─── Data supplied ───

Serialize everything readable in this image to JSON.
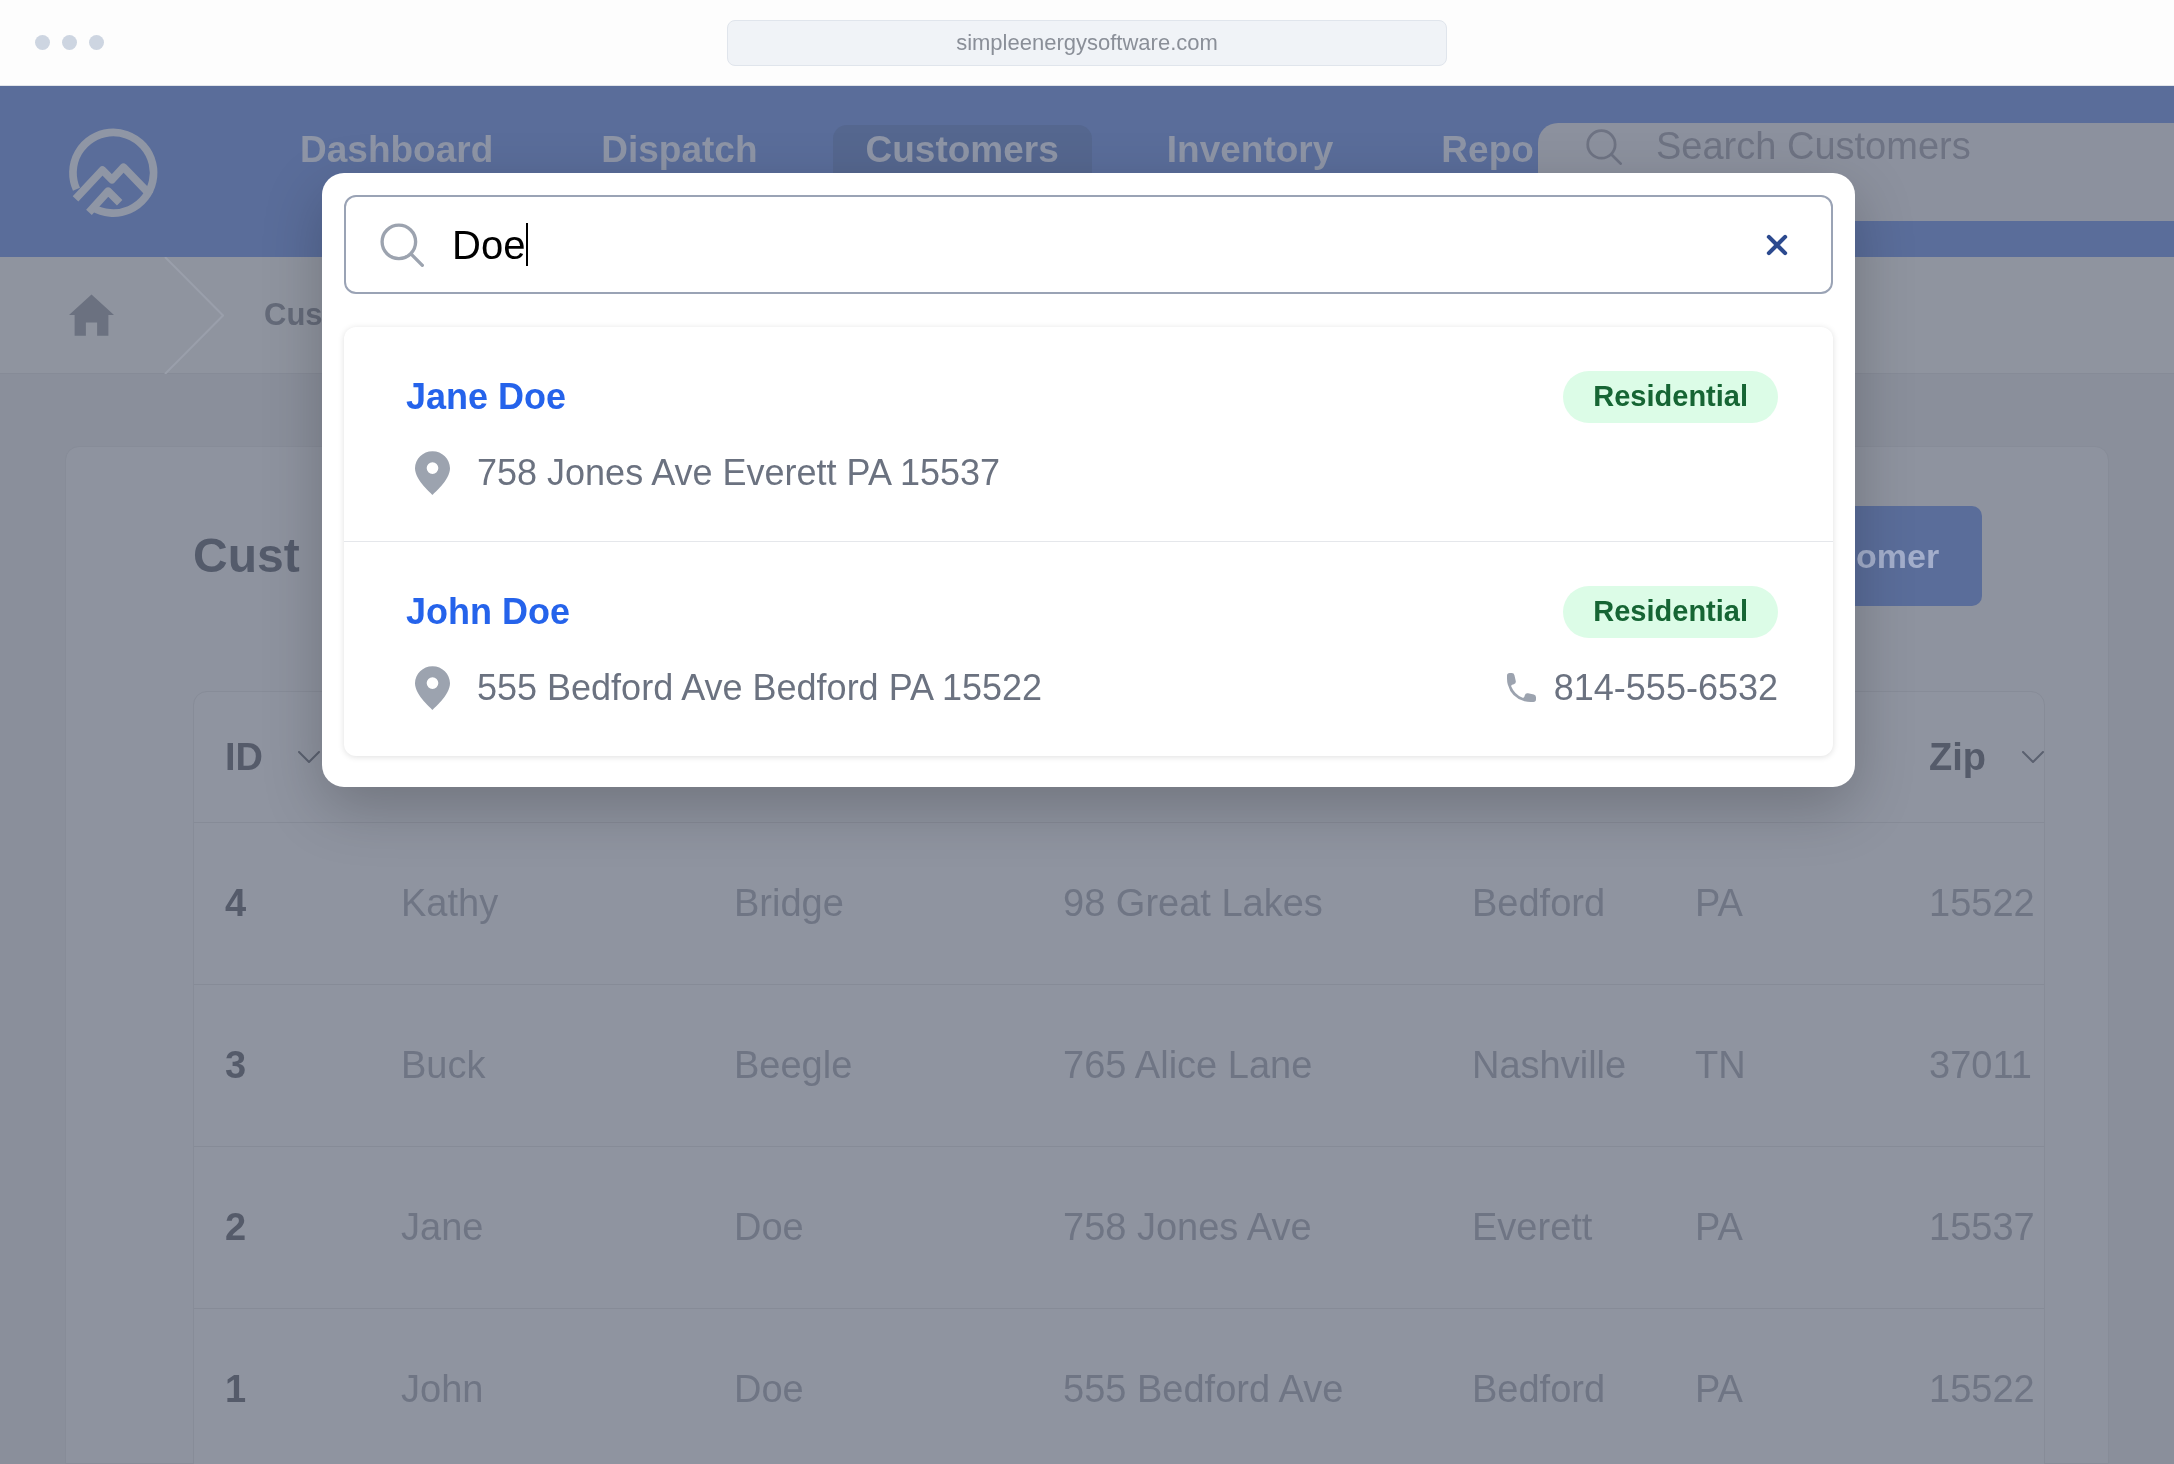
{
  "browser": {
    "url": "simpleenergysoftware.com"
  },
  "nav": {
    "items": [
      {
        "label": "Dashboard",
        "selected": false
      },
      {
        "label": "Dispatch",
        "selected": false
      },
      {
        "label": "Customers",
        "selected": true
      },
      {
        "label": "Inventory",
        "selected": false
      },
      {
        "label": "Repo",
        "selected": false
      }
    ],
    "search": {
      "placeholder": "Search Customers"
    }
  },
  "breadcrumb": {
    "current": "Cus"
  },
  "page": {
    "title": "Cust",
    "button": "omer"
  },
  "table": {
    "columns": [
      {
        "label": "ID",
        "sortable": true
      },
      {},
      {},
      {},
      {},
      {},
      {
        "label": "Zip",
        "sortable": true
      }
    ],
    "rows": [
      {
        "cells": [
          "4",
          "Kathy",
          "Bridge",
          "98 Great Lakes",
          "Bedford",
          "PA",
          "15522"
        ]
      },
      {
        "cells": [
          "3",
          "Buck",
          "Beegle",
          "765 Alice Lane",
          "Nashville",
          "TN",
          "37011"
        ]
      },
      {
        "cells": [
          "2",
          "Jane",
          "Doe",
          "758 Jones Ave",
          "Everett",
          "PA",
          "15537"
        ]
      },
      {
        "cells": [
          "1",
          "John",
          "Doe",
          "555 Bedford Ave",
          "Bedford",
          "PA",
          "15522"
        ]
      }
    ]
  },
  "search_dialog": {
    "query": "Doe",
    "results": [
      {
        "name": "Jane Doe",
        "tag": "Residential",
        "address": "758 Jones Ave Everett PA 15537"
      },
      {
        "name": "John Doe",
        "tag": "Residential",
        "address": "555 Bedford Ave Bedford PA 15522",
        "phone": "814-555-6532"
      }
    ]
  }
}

───
─── Data supplied ───

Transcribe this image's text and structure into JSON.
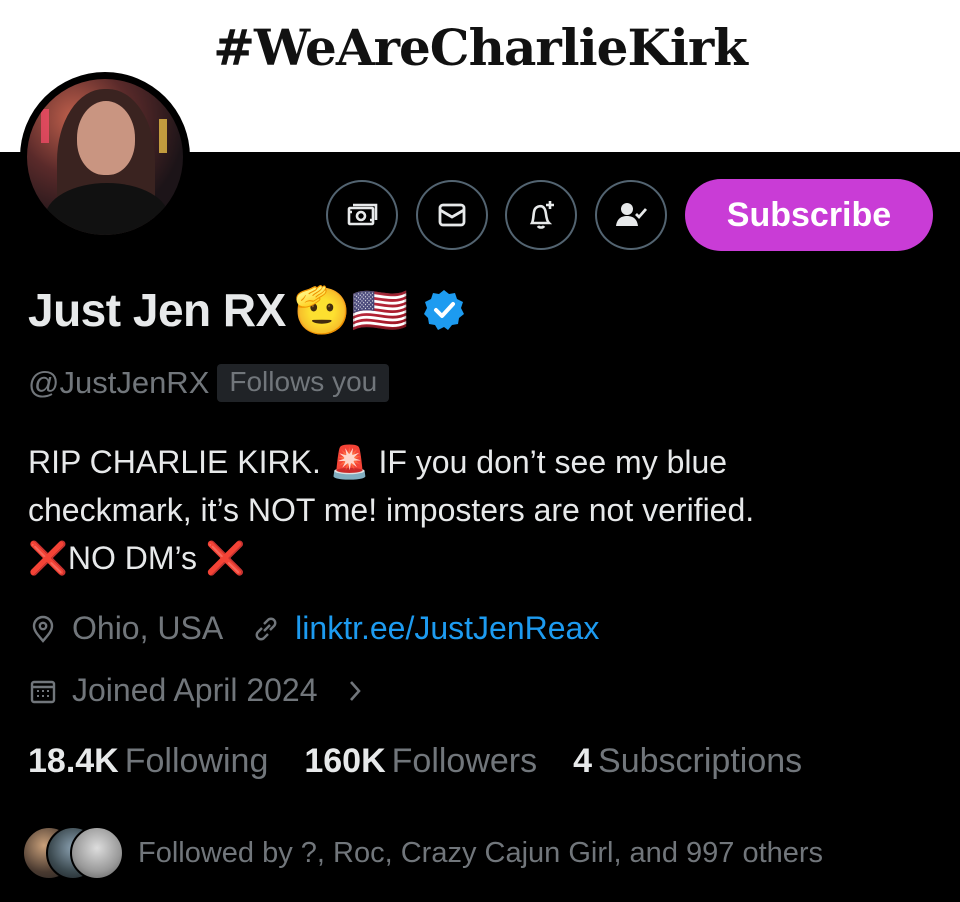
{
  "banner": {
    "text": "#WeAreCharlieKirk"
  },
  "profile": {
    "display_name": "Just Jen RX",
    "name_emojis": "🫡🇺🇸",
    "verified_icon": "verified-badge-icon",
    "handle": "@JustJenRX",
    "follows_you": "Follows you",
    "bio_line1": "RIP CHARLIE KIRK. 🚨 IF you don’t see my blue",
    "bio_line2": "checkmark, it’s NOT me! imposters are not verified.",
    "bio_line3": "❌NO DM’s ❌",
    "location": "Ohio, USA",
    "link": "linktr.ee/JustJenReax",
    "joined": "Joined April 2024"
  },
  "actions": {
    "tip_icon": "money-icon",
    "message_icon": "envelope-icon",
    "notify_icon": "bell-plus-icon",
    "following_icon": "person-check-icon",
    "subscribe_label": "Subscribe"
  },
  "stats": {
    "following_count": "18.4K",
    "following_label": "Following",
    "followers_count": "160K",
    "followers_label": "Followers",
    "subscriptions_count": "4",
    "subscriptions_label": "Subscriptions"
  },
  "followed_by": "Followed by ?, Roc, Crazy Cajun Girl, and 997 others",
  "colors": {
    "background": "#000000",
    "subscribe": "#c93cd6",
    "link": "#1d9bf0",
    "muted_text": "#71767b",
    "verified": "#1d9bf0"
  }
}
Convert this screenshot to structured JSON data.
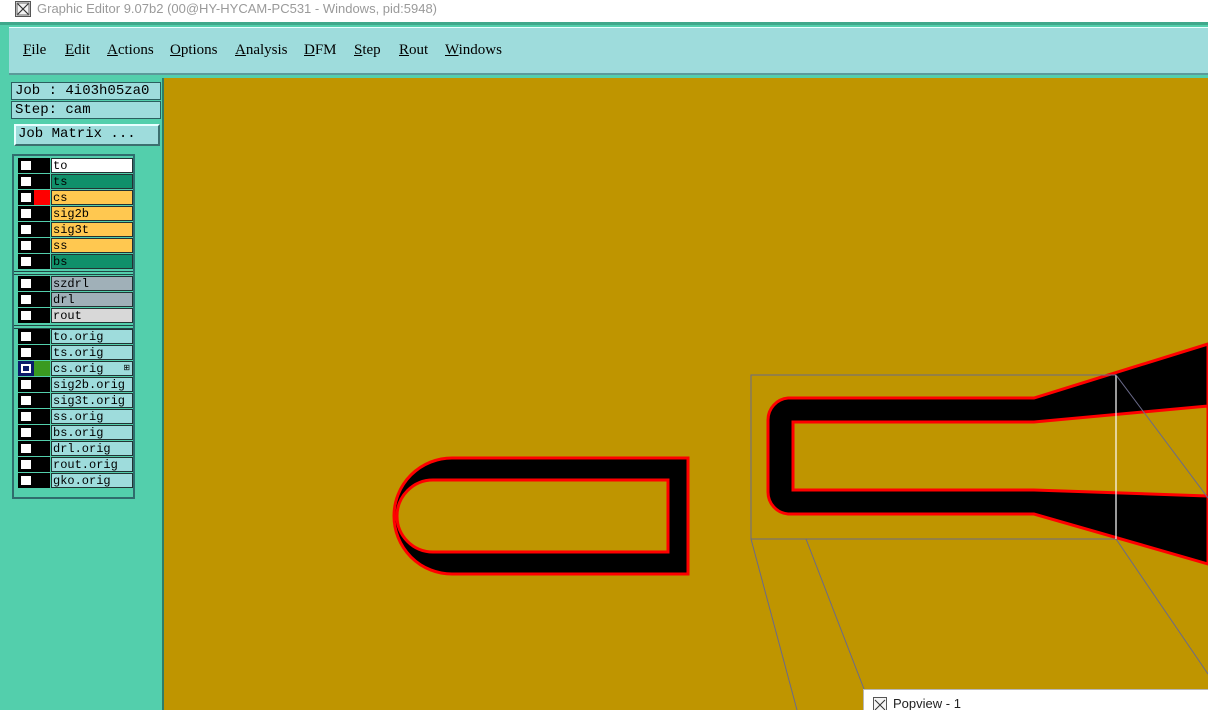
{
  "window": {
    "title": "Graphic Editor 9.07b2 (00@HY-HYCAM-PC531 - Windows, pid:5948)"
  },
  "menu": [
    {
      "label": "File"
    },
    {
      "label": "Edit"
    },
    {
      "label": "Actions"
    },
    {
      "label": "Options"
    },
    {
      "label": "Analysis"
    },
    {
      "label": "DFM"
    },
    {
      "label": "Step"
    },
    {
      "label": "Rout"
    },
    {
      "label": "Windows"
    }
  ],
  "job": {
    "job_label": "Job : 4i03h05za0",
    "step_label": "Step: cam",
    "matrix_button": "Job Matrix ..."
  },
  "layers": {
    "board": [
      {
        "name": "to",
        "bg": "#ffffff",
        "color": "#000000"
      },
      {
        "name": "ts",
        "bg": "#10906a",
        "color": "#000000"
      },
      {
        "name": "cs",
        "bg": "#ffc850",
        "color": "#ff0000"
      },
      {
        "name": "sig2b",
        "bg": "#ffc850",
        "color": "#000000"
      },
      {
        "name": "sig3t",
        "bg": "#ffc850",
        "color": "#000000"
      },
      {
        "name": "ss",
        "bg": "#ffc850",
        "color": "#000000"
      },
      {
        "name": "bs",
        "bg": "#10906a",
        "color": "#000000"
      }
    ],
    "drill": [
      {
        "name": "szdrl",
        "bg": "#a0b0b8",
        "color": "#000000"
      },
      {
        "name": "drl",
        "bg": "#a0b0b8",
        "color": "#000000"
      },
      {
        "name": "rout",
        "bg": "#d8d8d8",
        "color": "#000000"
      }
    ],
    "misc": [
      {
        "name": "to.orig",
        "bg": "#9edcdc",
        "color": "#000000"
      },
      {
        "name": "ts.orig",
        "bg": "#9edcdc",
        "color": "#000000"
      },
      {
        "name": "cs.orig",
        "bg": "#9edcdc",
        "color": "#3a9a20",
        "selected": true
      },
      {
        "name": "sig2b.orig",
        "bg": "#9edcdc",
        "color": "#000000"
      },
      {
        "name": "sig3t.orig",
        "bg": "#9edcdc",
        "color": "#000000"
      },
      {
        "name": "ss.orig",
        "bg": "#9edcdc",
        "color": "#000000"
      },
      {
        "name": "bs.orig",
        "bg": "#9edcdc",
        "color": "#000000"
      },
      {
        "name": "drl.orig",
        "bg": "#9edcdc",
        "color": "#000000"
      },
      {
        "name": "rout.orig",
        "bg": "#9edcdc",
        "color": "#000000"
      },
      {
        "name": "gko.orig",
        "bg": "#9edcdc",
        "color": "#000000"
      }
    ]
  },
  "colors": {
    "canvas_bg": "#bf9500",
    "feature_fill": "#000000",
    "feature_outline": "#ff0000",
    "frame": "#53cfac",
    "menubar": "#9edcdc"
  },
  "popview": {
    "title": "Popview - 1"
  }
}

───
─── Data supplied ───

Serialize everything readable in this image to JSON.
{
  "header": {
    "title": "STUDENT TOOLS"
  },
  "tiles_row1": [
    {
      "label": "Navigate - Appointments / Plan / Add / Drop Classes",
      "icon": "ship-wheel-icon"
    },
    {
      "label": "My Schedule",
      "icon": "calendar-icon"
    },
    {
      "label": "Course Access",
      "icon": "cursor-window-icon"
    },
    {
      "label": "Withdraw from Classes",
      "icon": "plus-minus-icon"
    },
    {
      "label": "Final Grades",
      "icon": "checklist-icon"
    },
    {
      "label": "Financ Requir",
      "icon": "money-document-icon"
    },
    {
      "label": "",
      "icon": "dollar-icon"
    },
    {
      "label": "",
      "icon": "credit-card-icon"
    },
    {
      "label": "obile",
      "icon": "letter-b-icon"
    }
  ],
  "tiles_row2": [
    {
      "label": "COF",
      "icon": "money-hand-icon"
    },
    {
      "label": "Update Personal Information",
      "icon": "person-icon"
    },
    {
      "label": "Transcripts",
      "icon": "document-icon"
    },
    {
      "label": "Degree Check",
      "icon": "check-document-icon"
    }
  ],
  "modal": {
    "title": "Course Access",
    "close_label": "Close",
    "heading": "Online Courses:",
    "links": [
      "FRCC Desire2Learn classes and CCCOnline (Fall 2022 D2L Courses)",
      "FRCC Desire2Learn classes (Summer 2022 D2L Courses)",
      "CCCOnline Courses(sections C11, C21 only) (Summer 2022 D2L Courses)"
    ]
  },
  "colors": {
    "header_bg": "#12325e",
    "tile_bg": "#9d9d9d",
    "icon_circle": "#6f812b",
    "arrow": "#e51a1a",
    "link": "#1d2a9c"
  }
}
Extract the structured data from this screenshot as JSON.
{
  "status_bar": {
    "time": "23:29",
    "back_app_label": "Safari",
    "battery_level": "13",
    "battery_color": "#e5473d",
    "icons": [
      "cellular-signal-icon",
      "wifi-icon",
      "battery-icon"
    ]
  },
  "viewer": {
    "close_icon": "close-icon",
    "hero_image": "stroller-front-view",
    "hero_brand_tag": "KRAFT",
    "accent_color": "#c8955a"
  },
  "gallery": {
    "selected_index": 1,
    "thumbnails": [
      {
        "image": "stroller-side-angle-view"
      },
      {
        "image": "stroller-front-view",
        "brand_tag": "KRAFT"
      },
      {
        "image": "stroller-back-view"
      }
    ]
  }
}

───

Instruction: Only lines with the word "title" are wanted, so copy each one from the records.

Exercise solution:
    "title": "Cust",
    "title": "Graphic Editor 9.07b2 (00@HY-HYCAM-PC531 - Windows, pid:5948)"
    "title": "Popview - 1"
    "title": "STUDENT TOOLS"
    "title": "Course Access",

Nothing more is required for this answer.